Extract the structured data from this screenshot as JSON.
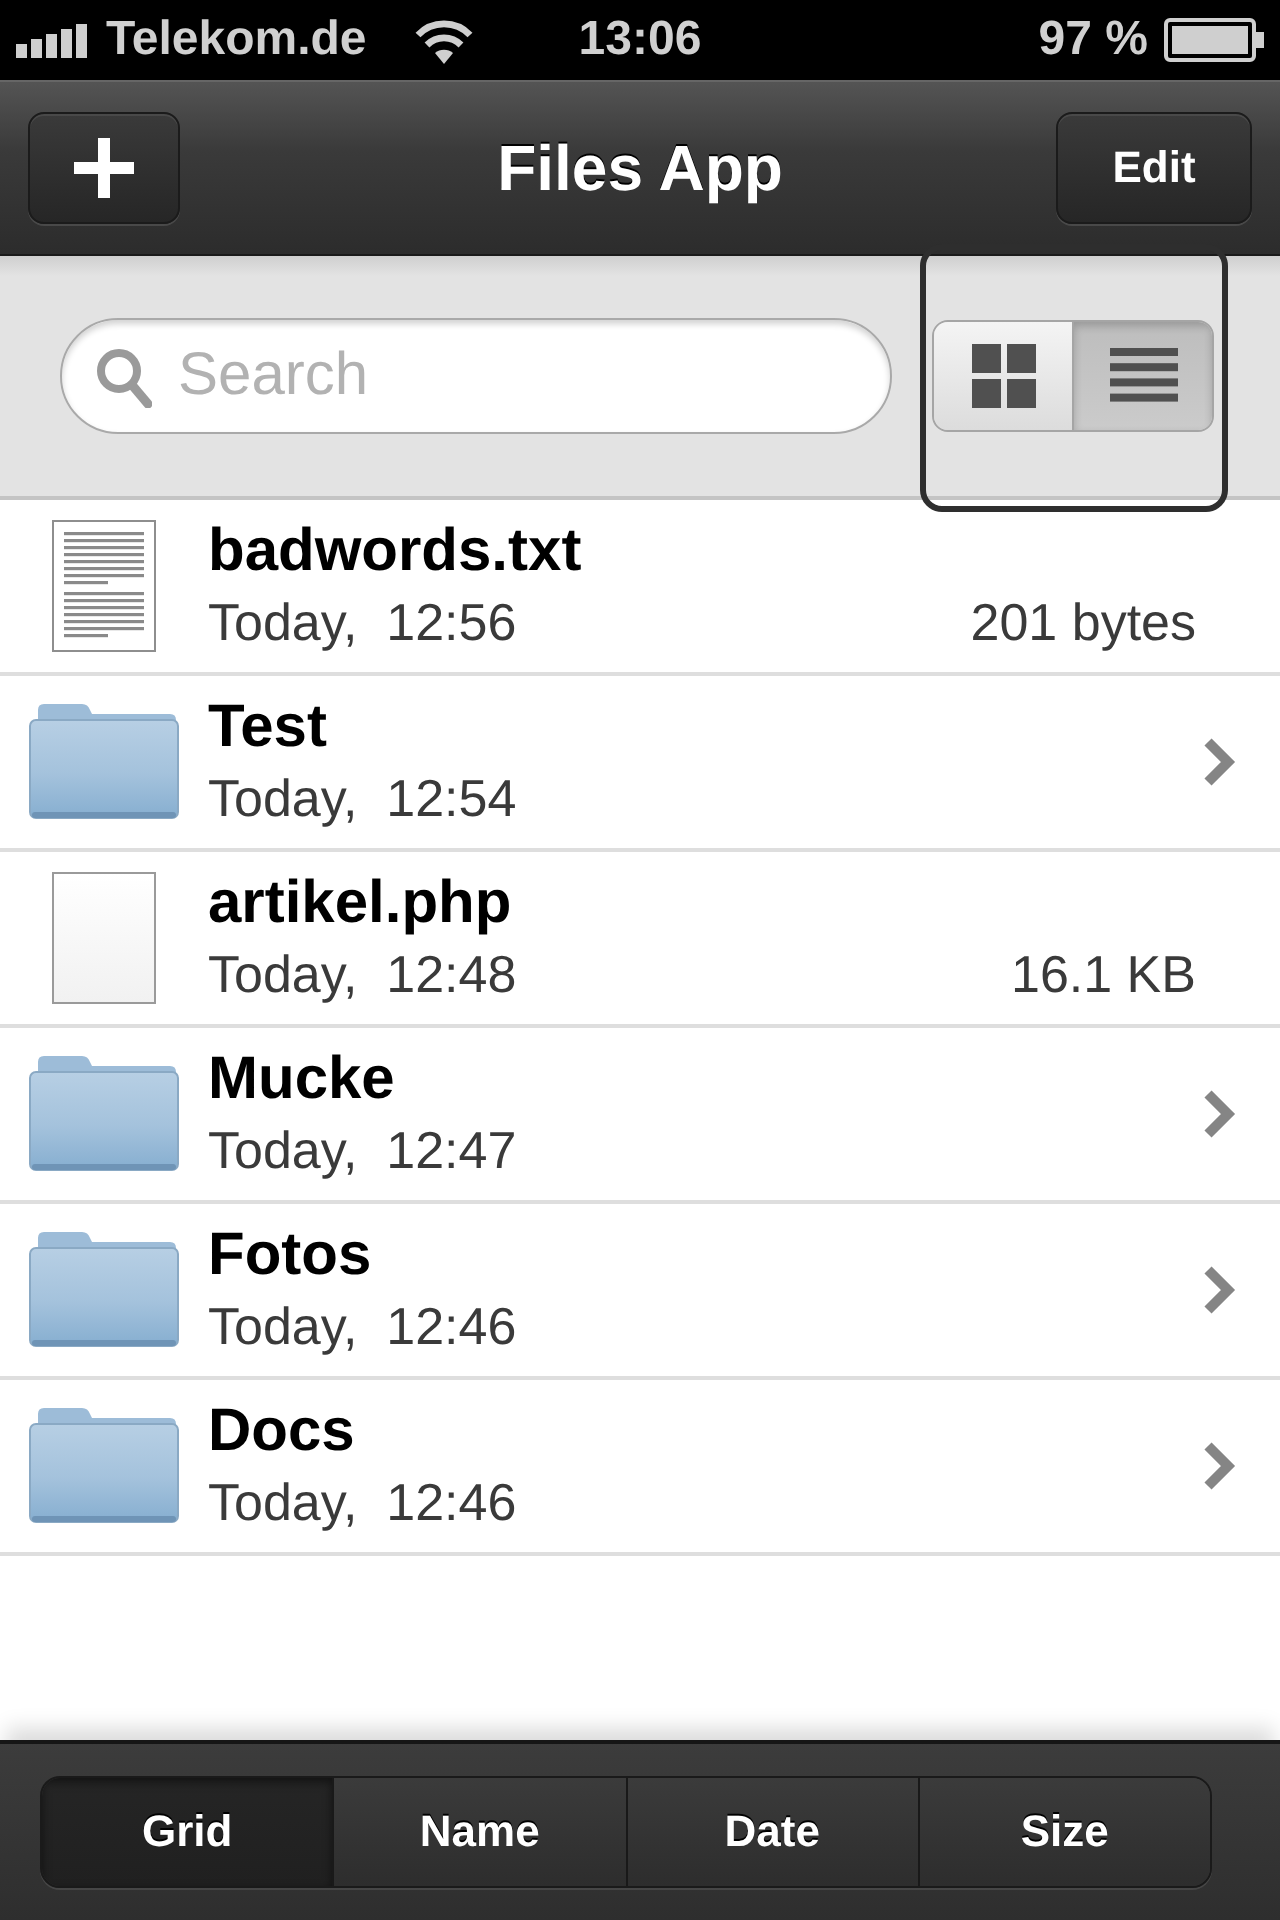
{
  "status_bar": {
    "carrier": "Telekom.de",
    "time": "13:06",
    "battery": "97 %"
  },
  "nav_bar": {
    "title": "Files App",
    "edit_button": "Edit"
  },
  "search": {
    "placeholder": "Search"
  },
  "view_toggle": [
    {
      "kind": "grid",
      "selected": false
    },
    {
      "kind": "list",
      "selected": true
    }
  ],
  "files": [
    {
      "kind": "text_file",
      "name": "badwords.txt",
      "modified": "Today,  12:56",
      "size": "201 bytes"
    },
    {
      "kind": "folder",
      "name": "Test",
      "modified": "Today,  12:54"
    },
    {
      "kind": "blank_file",
      "name": "artikel.php",
      "modified": "Today,  12:48",
      "size": "16.1 KB"
    },
    {
      "kind": "folder",
      "name": "Mucke",
      "modified": "Today,  12:47"
    },
    {
      "kind": "folder",
      "name": "Fotos",
      "modified": "Today,  12:46"
    },
    {
      "kind": "folder",
      "name": "Docs",
      "modified": "Today,  12:46"
    }
  ],
  "sort_tabs": [
    {
      "label": "Grid",
      "selected": true
    },
    {
      "label": "Name",
      "selected": false
    },
    {
      "label": "Date",
      "selected": false
    },
    {
      "label": "Size",
      "selected": false
    }
  ]
}
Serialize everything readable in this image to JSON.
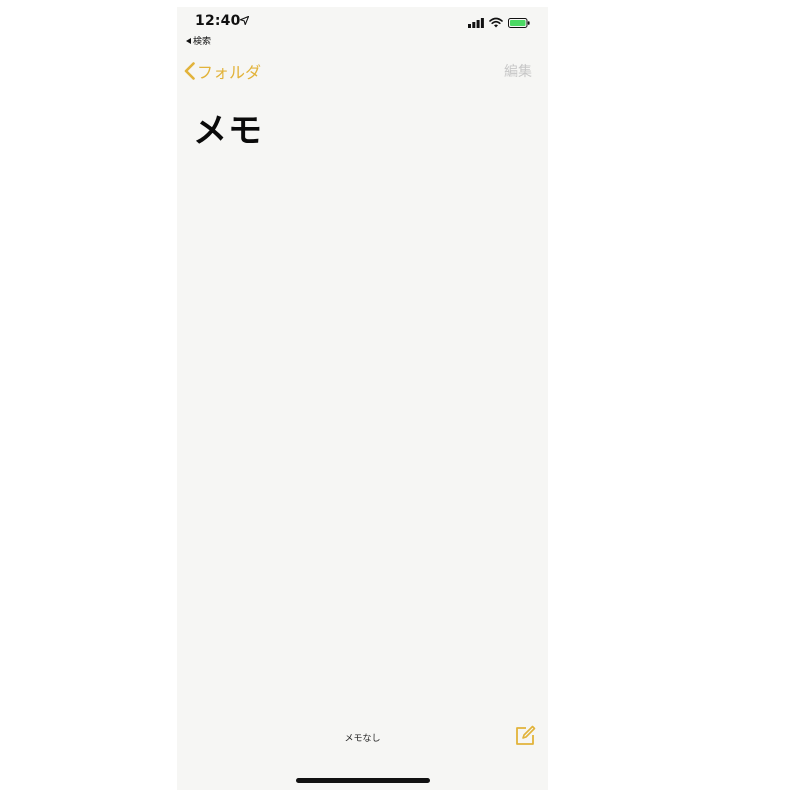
{
  "status_bar": {
    "time": "12:40",
    "back_to_app": "検索"
  },
  "nav": {
    "back_label": "フォルダ",
    "edit_label": "編集"
  },
  "page": {
    "title": "メモ"
  },
  "toolbar": {
    "note_count": "メモなし"
  },
  "colors": {
    "accent": "#e2b33a",
    "background": "#f6f6f4",
    "disabled": "#c7c7c7",
    "battery": "#4cd964"
  },
  "icons": {
    "location": "location-arrow-icon",
    "signal": "cellular-signal-icon",
    "wifi": "wifi-icon",
    "battery": "battery-icon",
    "back": "chevron-left-icon",
    "compose": "compose-icon"
  }
}
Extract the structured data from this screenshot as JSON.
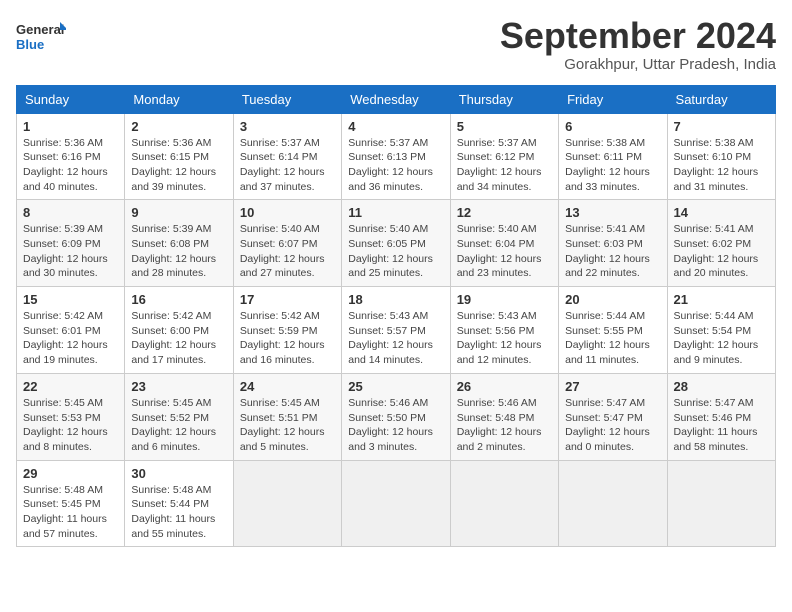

--------

## WHAT IS BEING ASKED
Each line of the material must be retyped exactly, except that images are omitted.

## SOLUTION FOR THIS EXERCISE
Extract the structured data from this screenshot as JSON.
{
  "status_bar": {
    "carrier": "Telekom.de",
    "time": "13:06",
    "battery": "97 %"
  },
  "nav_bar": {
    "title": "Files App",
    "edit_button": "Edit"
  },
  "search": {
    "placeholder": "Search"
  },
  "view_toggle": [
    {
      "kind": "grid",
      "selected": false
    },
    {
      "kind": "list",
      "selected": true
    }
  ],
  "files": [
    {
      "kind": "text_file",
      "name": "badwords.txt",
      "modified": "Today,  12:56",
      "size": "201 bytes"
    },
    {
      "kind": "folder",
      "name": "Test",
      "modified": "Today,  12:54"
    },
    {
      "kind": "blank_file",
      "name": "artikel.php",
      "modified": "Today,  12:48",
      "size": "16.1 KB"
    },
    {
      "kind": "folder",
      "name": "Mucke",
      "modified": "Today,  12:47"
    },
    {
      "kind": "folder",
      "name": "Fotos",
      "modified": "Today,  12:46"
    },
    {
      "kind": "folder",
      "name": "Docs",
      "modified": "Today,  12:46"
    }
  ],
  "sort_tabs": [
    {
      "label": "Grid",
      "selected": true
    },
    {
      "label": "Name",
      "selected": false
    },
    {
      "label": "Date",
      "selected": false
    },
    {
      "label": "Size",
      "selected": false
    }
  ]
}
Serialize everything readable in this image to JSON.
{
  "status_bar": {
    "time": "12:40",
    "back_to_app": "検索"
  },
  "nav": {
    "back_label": "フォルダ",
    "edit_label": "編集"
  },
  "page": {
    "title": "メモ"
  },
  "toolbar": {
    "note_count": "メモなし"
  },
  "colors": {
    "accent": "#e2b33a",
    "background": "#f6f6f4",
    "disabled": "#c7c7c7",
    "battery": "#4cd964"
  },
  "icons": {
    "location": "location-arrow-icon",
    "signal": "cellular-signal-icon",
    "wifi": "wifi-icon",
    "battery": "battery-icon",
    "back": "chevron-left-icon",
    "compose": "compose-icon"
  }
}
Extract the structured data from this screenshot as JSON.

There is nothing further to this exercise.